How many lines in the listing below include the word "this"? Reply with the count alone.

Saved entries
════════════════
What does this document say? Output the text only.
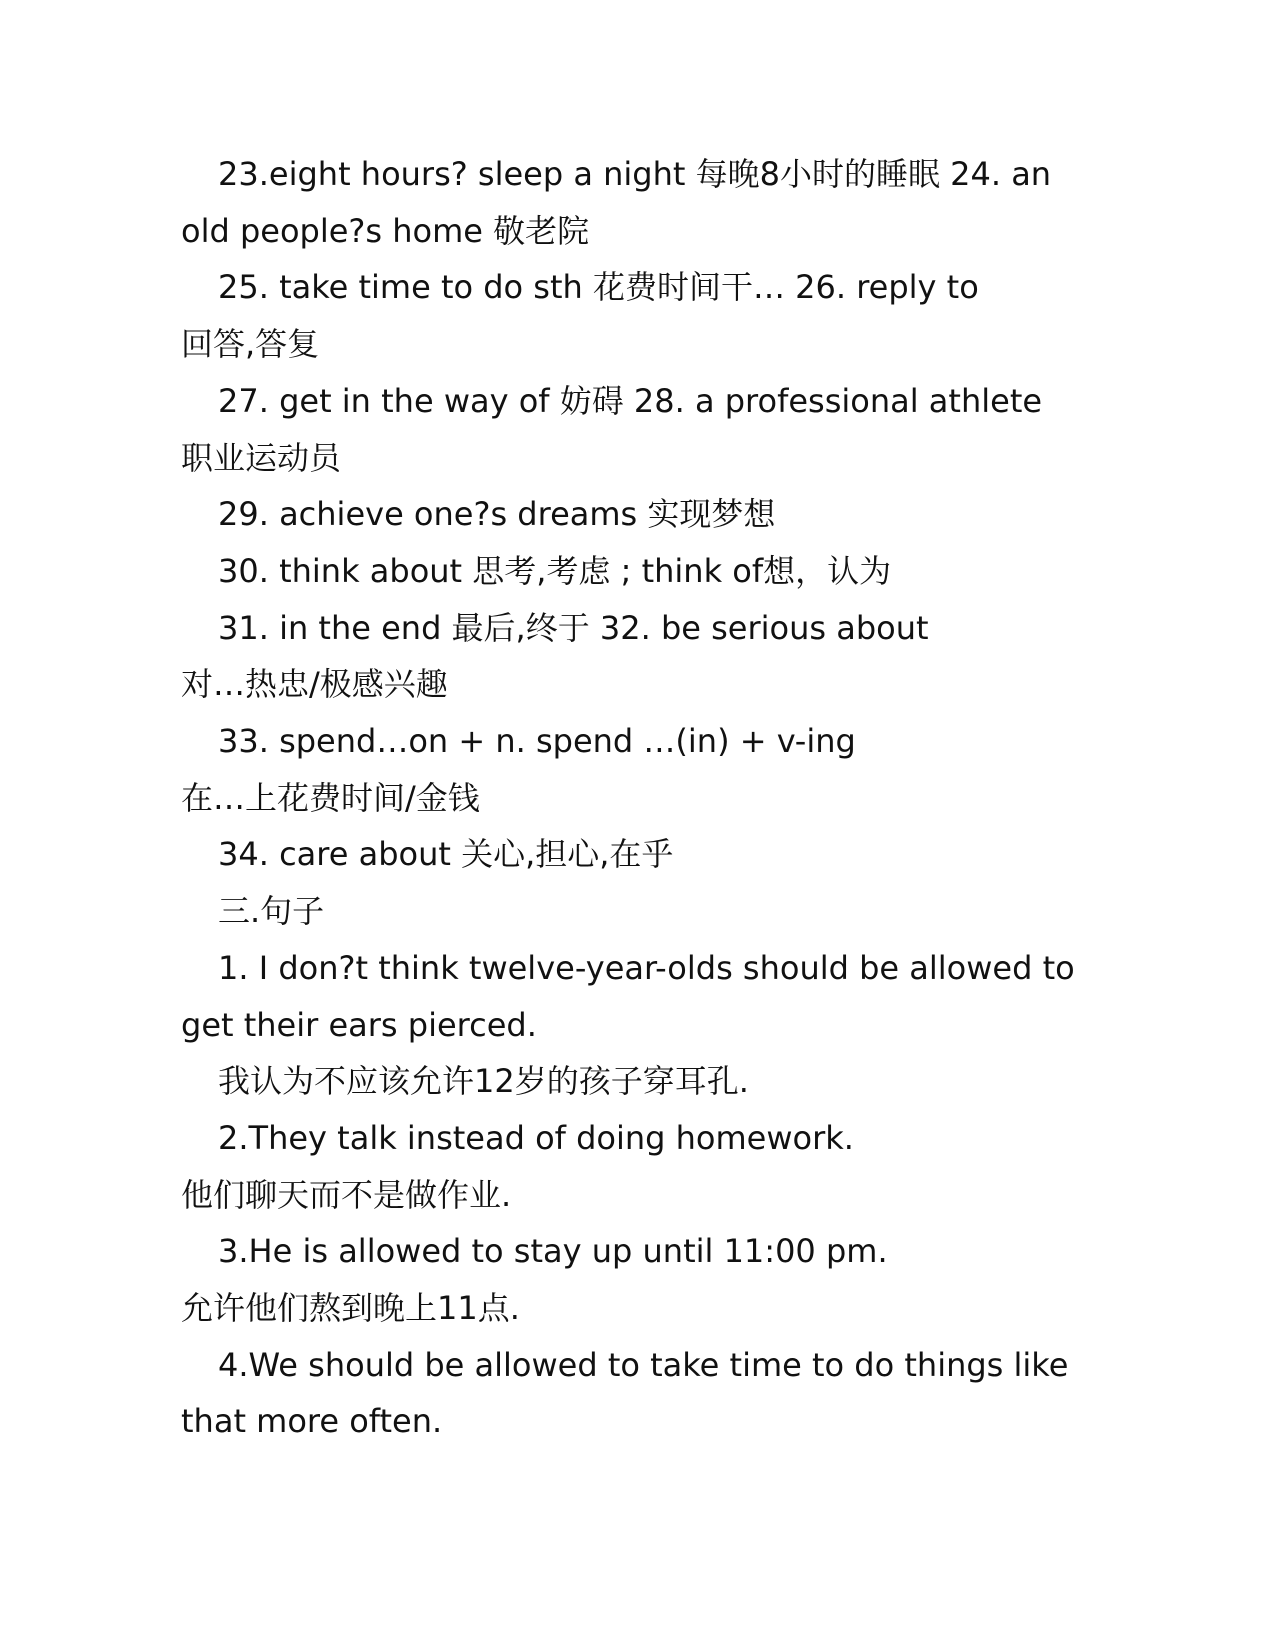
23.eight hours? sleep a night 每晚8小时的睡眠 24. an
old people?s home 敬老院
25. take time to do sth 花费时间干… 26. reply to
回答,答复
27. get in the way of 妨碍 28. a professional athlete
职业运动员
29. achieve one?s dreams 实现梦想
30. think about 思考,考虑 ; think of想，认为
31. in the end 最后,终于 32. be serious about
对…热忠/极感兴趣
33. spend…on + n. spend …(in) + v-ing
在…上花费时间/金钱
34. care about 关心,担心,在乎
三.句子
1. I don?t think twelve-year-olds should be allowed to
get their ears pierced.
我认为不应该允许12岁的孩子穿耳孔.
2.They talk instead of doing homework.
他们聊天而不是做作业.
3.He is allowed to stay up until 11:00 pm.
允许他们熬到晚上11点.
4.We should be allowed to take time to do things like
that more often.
════════════════
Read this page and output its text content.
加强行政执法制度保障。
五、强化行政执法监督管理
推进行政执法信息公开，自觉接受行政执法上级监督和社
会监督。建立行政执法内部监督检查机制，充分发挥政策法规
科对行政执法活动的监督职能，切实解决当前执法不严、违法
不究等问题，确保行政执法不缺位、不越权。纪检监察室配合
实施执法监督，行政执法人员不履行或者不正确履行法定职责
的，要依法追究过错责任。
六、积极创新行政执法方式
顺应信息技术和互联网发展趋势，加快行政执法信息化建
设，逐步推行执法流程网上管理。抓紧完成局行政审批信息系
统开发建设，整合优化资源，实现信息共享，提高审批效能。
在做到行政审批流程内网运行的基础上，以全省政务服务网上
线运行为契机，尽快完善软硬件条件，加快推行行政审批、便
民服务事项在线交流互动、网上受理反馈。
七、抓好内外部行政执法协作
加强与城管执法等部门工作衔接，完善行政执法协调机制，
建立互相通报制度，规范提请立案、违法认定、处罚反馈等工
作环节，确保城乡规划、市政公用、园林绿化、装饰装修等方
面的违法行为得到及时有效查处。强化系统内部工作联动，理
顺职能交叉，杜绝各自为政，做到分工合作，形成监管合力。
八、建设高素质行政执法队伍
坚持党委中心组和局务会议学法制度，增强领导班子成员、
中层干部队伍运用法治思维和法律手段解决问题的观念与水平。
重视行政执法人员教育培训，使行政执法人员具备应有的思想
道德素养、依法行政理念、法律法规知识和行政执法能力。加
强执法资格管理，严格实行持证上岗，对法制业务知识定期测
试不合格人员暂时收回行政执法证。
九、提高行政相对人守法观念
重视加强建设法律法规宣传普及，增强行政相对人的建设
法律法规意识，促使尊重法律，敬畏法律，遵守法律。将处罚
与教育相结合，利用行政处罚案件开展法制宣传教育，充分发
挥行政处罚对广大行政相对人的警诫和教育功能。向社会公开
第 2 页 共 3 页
════════════════
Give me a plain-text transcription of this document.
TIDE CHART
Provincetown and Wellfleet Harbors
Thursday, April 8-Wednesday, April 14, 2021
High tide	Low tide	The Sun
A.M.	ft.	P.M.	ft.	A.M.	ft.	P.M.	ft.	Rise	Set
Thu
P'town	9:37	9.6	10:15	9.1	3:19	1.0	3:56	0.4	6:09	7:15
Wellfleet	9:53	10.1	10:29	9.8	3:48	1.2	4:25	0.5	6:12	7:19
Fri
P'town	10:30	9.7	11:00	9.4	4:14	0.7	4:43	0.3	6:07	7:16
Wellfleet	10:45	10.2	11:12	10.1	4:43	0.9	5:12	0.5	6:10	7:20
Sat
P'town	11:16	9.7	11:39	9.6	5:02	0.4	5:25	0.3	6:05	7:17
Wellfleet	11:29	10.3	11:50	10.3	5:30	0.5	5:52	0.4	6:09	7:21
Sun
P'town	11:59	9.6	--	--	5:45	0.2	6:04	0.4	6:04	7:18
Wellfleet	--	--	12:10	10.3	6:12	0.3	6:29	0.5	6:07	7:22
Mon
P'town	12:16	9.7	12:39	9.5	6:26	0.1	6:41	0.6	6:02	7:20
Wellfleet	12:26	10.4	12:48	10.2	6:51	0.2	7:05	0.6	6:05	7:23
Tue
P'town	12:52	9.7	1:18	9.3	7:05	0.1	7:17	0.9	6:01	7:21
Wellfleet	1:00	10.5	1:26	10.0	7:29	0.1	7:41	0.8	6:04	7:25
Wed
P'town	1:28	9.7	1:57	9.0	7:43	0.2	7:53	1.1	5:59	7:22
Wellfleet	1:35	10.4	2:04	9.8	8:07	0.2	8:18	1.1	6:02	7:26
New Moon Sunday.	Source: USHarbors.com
════════════════
- Exercise response
3